__EXERCISE PROMPT__.
Retype exactly the lines below, starting with the line that contains "Serialize everything readable" and ending with the last line; leave out any pictures.

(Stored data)
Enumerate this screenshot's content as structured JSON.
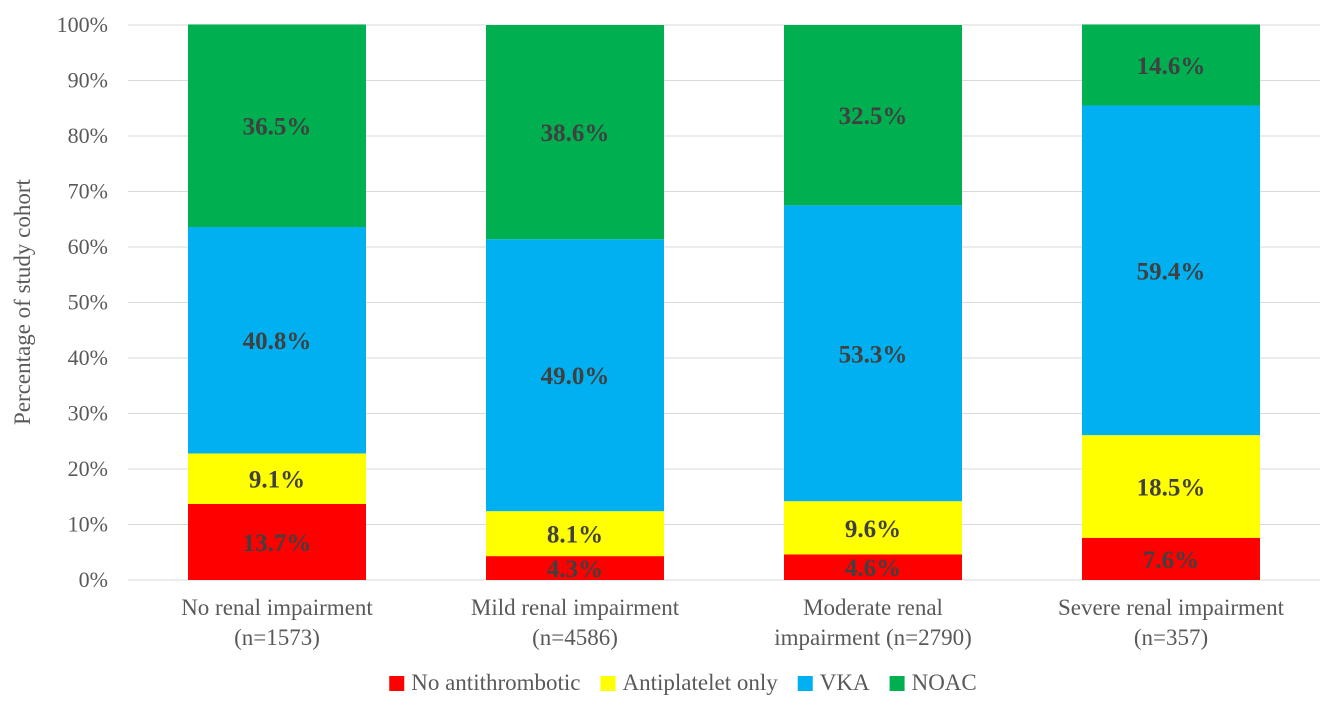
{
  "chart_data": {
    "type": "bar",
    "stacked": true,
    "percent_stacked": true,
    "title": "",
    "xlabel": "",
    "ylabel": "Percentage of study cohort",
    "ylim": [
      0,
      100
    ],
    "yticks": [
      "0%",
      "10%",
      "20%",
      "30%",
      "40%",
      "50%",
      "60%",
      "70%",
      "80%",
      "90%",
      "100%"
    ],
    "grid": true,
    "legend_position": "bottom",
    "categories": [
      [
        "No renal impairment",
        "(n=1573)"
      ],
      [
        "Mild renal impairment",
        "(n=4586)"
      ],
      [
        "Moderate renal",
        "impairment (n=2790)"
      ],
      [
        "Severe renal impairment",
        "(n=357)"
      ]
    ],
    "series": [
      {
        "name": "No antithrombotic",
        "color": "#ff0000",
        "values": [
          13.7,
          4.3,
          4.6,
          7.6
        ],
        "labels": [
          "13.7%",
          "4.3%",
          "4.6%",
          "7.6%"
        ]
      },
      {
        "name": "Antiplatelet only",
        "color": "#ffff00",
        "values": [
          9.1,
          8.1,
          9.6,
          18.5
        ],
        "labels": [
          "9.1%",
          "8.1%",
          "9.6%",
          "18.5%"
        ]
      },
      {
        "name": "VKA",
        "color": "#00b0f0",
        "values": [
          40.8,
          49.0,
          53.3,
          59.4
        ],
        "labels": [
          "40.8%",
          "49.0%",
          "53.3%",
          "59.4%"
        ]
      },
      {
        "name": "NOAC",
        "color": "#00b050",
        "values": [
          36.5,
          38.6,
          32.5,
          14.6
        ],
        "labels": [
          "36.5%",
          "38.6%",
          "32.5%",
          "14.6%"
        ]
      }
    ]
  }
}
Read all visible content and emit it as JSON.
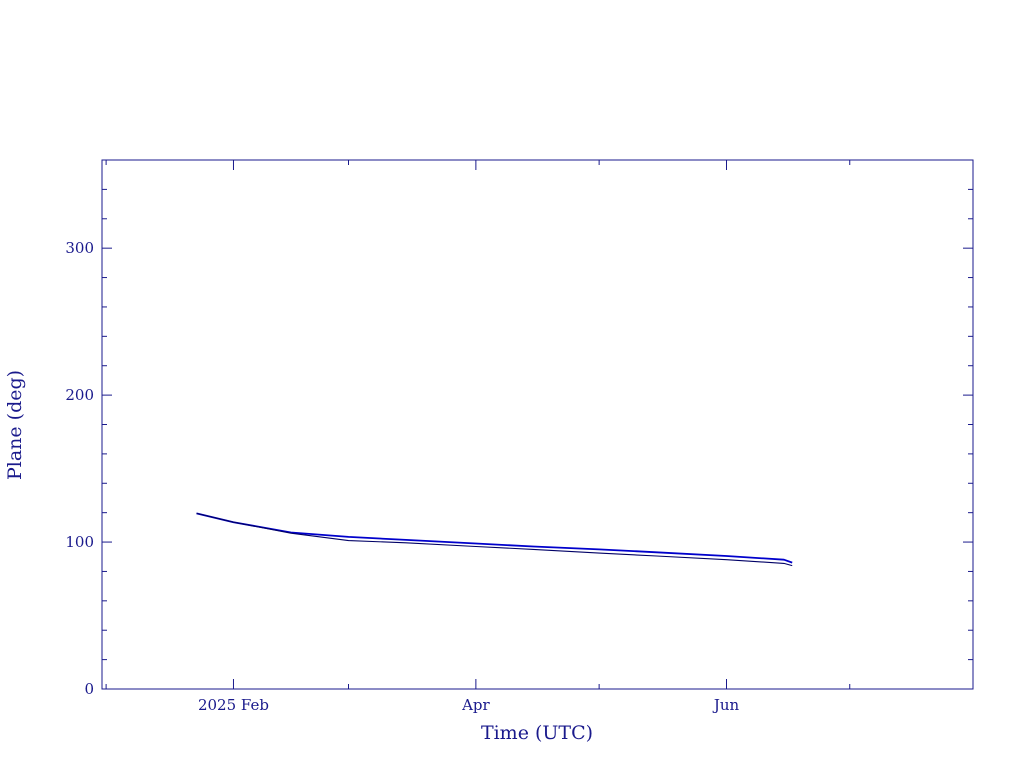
{
  "chart_data": {
    "type": "line",
    "title": "",
    "xlabel": "Time (UTC)",
    "ylabel": "Plane (deg)",
    "xlim": [
      "2024-12-31",
      "2025-07-31"
    ],
    "ylim": [
      0,
      360
    ],
    "x_ticks": [
      {
        "value": "2025-02-01",
        "label": "2025 Feb"
      },
      {
        "value": "2025-04-01",
        "label": "Apr"
      },
      {
        "value": "2025-06-01",
        "label": "Jun"
      }
    ],
    "x_minor_ticks": [
      "2025-01-01",
      "2025-03-01",
      "2025-05-01",
      "2025-07-01"
    ],
    "y_ticks": [
      0,
      100,
      200,
      300
    ],
    "y_minor_step": 20,
    "grid": false,
    "colors": {
      "axis": "#1a1a8c",
      "series_primary": "#0000cc",
      "series_secondary": "#000066"
    },
    "series": [
      {
        "x": [
          "2025-01-23",
          "2025-02-01",
          "2025-02-15",
          "2025-03-01",
          "2025-03-15",
          "2025-04-01",
          "2025-04-15",
          "2025-05-01",
          "2025-05-15",
          "2025-06-01",
          "2025-06-15",
          "2025-06-17"
        ],
        "values": [
          119.5,
          113.5,
          106.5,
          103.5,
          101.5,
          99.0,
          97.0,
          95.0,
          93.0,
          90.5,
          88.0,
          86.0
        ]
      },
      {
        "x": [
          "2025-01-23",
          "2025-02-01",
          "2025-02-15",
          "2025-03-01",
          "2025-03-15",
          "2025-04-01",
          "2025-04-15",
          "2025-05-01",
          "2025-05-15",
          "2025-06-01",
          "2025-06-15",
          "2025-06-17"
        ],
        "values": [
          119.5,
          113.5,
          106.0,
          101.0,
          99.5,
          97.0,
          95.0,
          92.5,
          90.5,
          88.0,
          85.5,
          84.0
        ]
      }
    ]
  }
}
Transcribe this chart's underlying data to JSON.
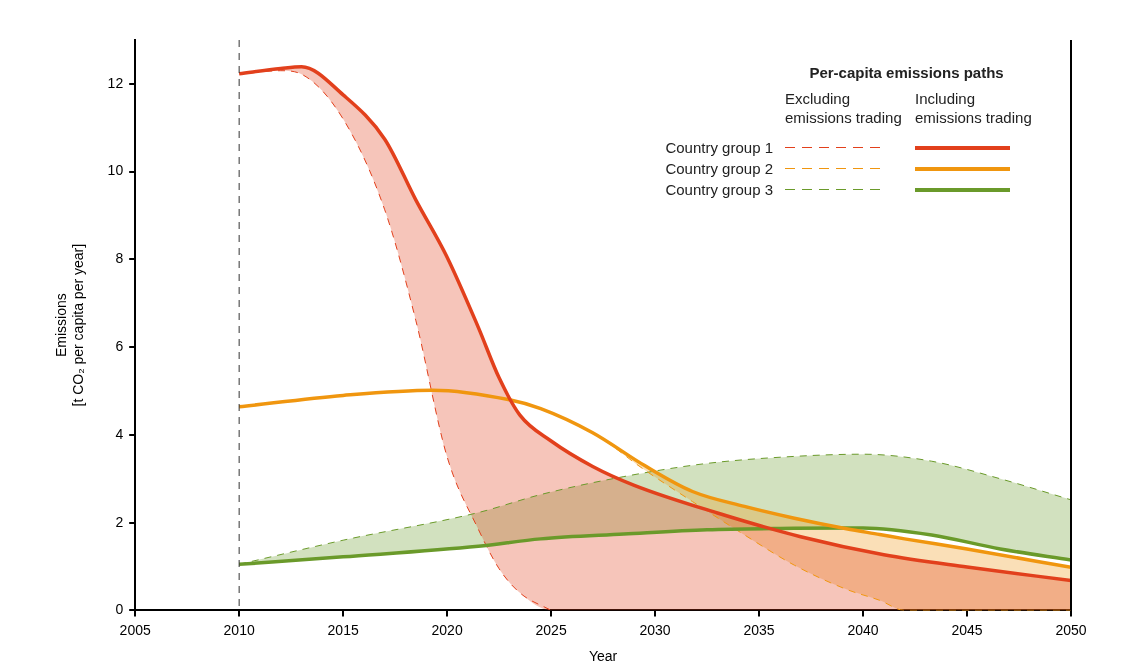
{
  "chart_data": {
    "type": "line",
    "xlabel": "Year",
    "ylabel": "Emissions\n[t CO₂ per capita per year]",
    "legend_title": "Per-capita emissions paths",
    "annotations": [
      "Excluding emissions trading",
      "Including emissions trading"
    ],
    "xlim": [
      2005,
      2050
    ],
    "xticks": [
      2005,
      2010,
      2015,
      2020,
      2025,
      2030,
      2035,
      2040,
      2045,
      2050
    ],
    "ylim": [
      0,
      13
    ],
    "yticks": [
      0,
      2,
      4,
      6,
      8,
      10,
      12
    ],
    "grid": false,
    "legend": "top right",
    "marker": "none",
    "ref_lines": [
      {
        "axis": "x",
        "value": 2010,
        "color": "#333333",
        "line_style": "dashed"
      }
    ],
    "series": [
      {
        "color": "#e2401c",
        "line_style": "dashed",
        "x": [
          2010,
          2012,
          2013,
          2015,
          2017,
          2018.5,
          2020,
          2021.5,
          2022.5,
          2023.5,
          2025
        ],
        "values": [
          12.23,
          12.3,
          12.22,
          11.2,
          9.13,
          6.6,
          3.5,
          1.85,
          0.95,
          0.4,
          0
        ]
      },
      {
        "name": "Country group 1",
        "color": "#e2401c",
        "line_style": "solid",
        "x": [
          2010,
          2012,
          2013,
          2015,
          2017,
          2018.5,
          2020,
          2021.5,
          2022.5,
          2023.5,
          2025,
          2027,
          2029,
          2033,
          2037,
          2041,
          2045,
          2050
        ],
        "values": [
          12.23,
          12.35,
          12.39,
          11.75,
          10.74,
          9.35,
          8.05,
          6.45,
          5.3,
          4.45,
          3.86,
          3.28,
          2.85,
          2.22,
          1.68,
          1.27,
          0.99,
          0.68
        ],
        "lower": [
          12.23,
          12.3,
          12.22,
          11.2,
          9.13,
          6.6,
          3.5,
          1.85,
          0.95,
          0.4,
          0,
          0,
          0,
          0,
          0,
          0,
          0,
          0
        ],
        "upper": [
          12.23,
          12.35,
          12.39,
          11.75,
          10.74,
          9.35,
          8.05,
          6.45,
          5.3,
          4.45,
          3.86,
          3.28,
          2.85,
          2.22,
          1.68,
          1.27,
          0.99,
          0.68
        ]
      },
      {
        "color": "#f0960f",
        "line_style": "dashed",
        "x": [
          2010,
          2015,
          2019.3,
          2023,
          2024.5,
          2027,
          2029.5,
          2031.8,
          2034.3,
          2036.7,
          2039.2,
          2040.8,
          2042,
          2045,
          2050
        ],
        "values": [
          4.64,
          4.9,
          5.02,
          4.8,
          4.6,
          4.05,
          3.2,
          2.48,
          1.72,
          1.03,
          0.48,
          0.23,
          0,
          0,
          0
        ]
      },
      {
        "name": "Country group 2",
        "color": "#f0960f",
        "line_style": "solid",
        "x": [
          2010,
          2015,
          2019.3,
          2023,
          2024.5,
          2027,
          2029.5,
          2031.8,
          2034.3,
          2036.7,
          2039.2,
          2040.8,
          2042,
          2045,
          2050
        ],
        "values": [
          4.64,
          4.9,
          5.02,
          4.8,
          4.6,
          4.05,
          3.3,
          2.71,
          2.37,
          2.1,
          1.86,
          1.73,
          1.63,
          1.4,
          0.98
        ],
        "lower": [
          4.64,
          4.9,
          5.02,
          4.8,
          4.6,
          4.05,
          3.2,
          2.48,
          1.72,
          1.03,
          0.48,
          0.23,
          0,
          0,
          0
        ],
        "upper": [
          4.64,
          4.9,
          5.02,
          4.8,
          4.6,
          4.05,
          3.3,
          2.71,
          2.37,
          2.1,
          1.86,
          1.73,
          1.63,
          1.4,
          0.98
        ]
      },
      {
        "color": "#6a9a2a",
        "line_style": "dashed",
        "x": [
          2010,
          2015,
          2021.5,
          2024.5,
          2028.5,
          2032.5,
          2036.7,
          2040,
          2043.3,
          2046.6,
          2050
        ],
        "values": [
          1.05,
          1.6,
          2.23,
          2.64,
          3.05,
          3.35,
          3.51,
          3.56,
          3.4,
          3.0,
          2.52
        ]
      },
      {
        "name": "Country group 3",
        "color": "#6a9a2a",
        "line_style": "solid",
        "x": [
          2010,
          2015,
          2021.5,
          2024.5,
          2028.5,
          2032.5,
          2036.7,
          2040,
          2043.3,
          2046.6,
          2050
        ],
        "values": [
          1.05,
          1.22,
          1.46,
          1.63,
          1.74,
          1.84,
          1.87,
          1.88,
          1.72,
          1.4,
          1.15
        ],
        "lower": [
          1.05,
          1.22,
          1.46,
          1.63,
          1.74,
          1.84,
          1.87,
          1.88,
          1.72,
          1.4,
          1.15
        ],
        "upper": [
          1.05,
          1.6,
          2.23,
          2.64,
          3.05,
          3.35,
          3.51,
          3.56,
          3.4,
          3.0,
          2.52
        ]
      }
    ]
  }
}
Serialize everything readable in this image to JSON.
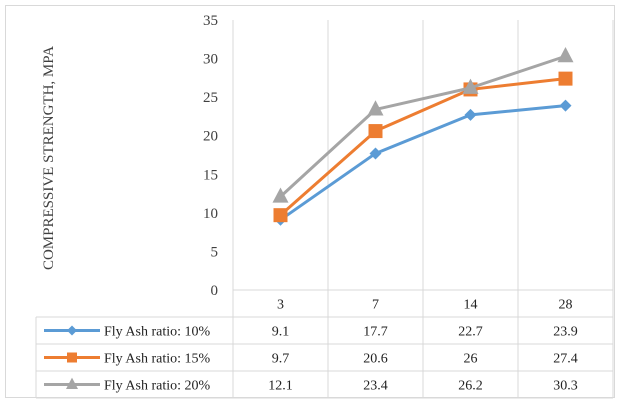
{
  "chart_data": {
    "type": "line",
    "title": "",
    "xlabel": "",
    "ylabel": "COMPRESSIVE STRENGTH, MPA",
    "categories": [
      "3",
      "7",
      "14",
      "28"
    ],
    "ylim": [
      0,
      35
    ],
    "yticks": [
      0,
      5,
      10,
      15,
      20,
      25,
      30,
      35
    ],
    "grid": "vertical",
    "legend": "data-table",
    "series": [
      {
        "name": "Fly Ash ratio: 10%",
        "values": [
          9.1,
          17.7,
          22.7,
          23.9
        ],
        "display": [
          "9.1",
          "17.7",
          "22.7",
          "23.9"
        ],
        "color": "#5b9bd5",
        "marker": "diamond"
      },
      {
        "name": "Fly Ash ratio: 15%",
        "values": [
          9.7,
          20.6,
          26,
          27.4
        ],
        "display": [
          "9.7",
          "20.6",
          "26",
          "27.4"
        ],
        "color": "#ed7d31",
        "marker": "square"
      },
      {
        "name": "Fly Ash ratio: 20%",
        "values": [
          12.1,
          23.4,
          26.2,
          30.3
        ],
        "display": [
          "12.1",
          "23.4",
          "26.2",
          "30.3"
        ],
        "color": "#a5a5a5",
        "marker": "triangle"
      }
    ]
  }
}
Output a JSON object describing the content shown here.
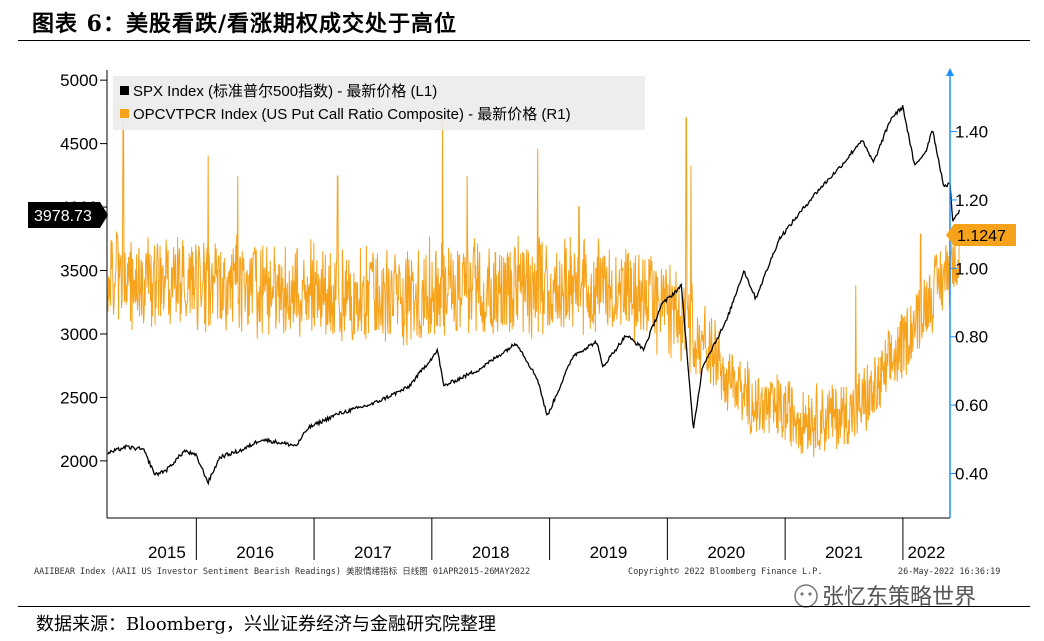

__RESULT OF THE TASK__.
Serialize everything readable in this image to JSON.
{
  "chart_data": {
    "type": "line",
    "title": "",
    "xlabel": "",
    "ylabel": "COMPRESSIVE STRENGTH, MPA",
    "categories": [
      "3",
      "7",
      "14",
      "28"
    ],
    "ylim": [
      0,
      35
    ],
    "yticks": [
      0,
      5,
      10,
      15,
      20,
      25,
      30,
      35
    ],
    "grid": "vertical",
    "legend": "data-table",
    "series": [
      {
        "name": "Fly Ash ratio: 10%",
        "values": [
          9.1,
          17.7,
          22.7,
          23.9
        ],
        "display": [
          "9.1",
          "17.7",
          "22.7",
          "23.9"
        ],
        "color": "#5b9bd5",
        "marker": "diamond"
      },
      {
        "name": "Fly Ash ratio: 15%",
        "values": [
          9.7,
          20.6,
          26,
          27.4
        ],
        "display": [
          "9.7",
          "20.6",
          "26",
          "27.4"
        ],
        "color": "#ed7d31",
        "marker": "square"
      },
      {
        "name": "Fly Ash ratio: 20%",
        "values": [
          12.1,
          23.4,
          26.2,
          30.3
        ],
        "display": [
          "12.1",
          "23.4",
          "26.2",
          "30.3"
        ],
        "color": "#a5a5a5",
        "marker": "triangle"
      }
    ]
  }
}
Output a JSON object describing the content shown here.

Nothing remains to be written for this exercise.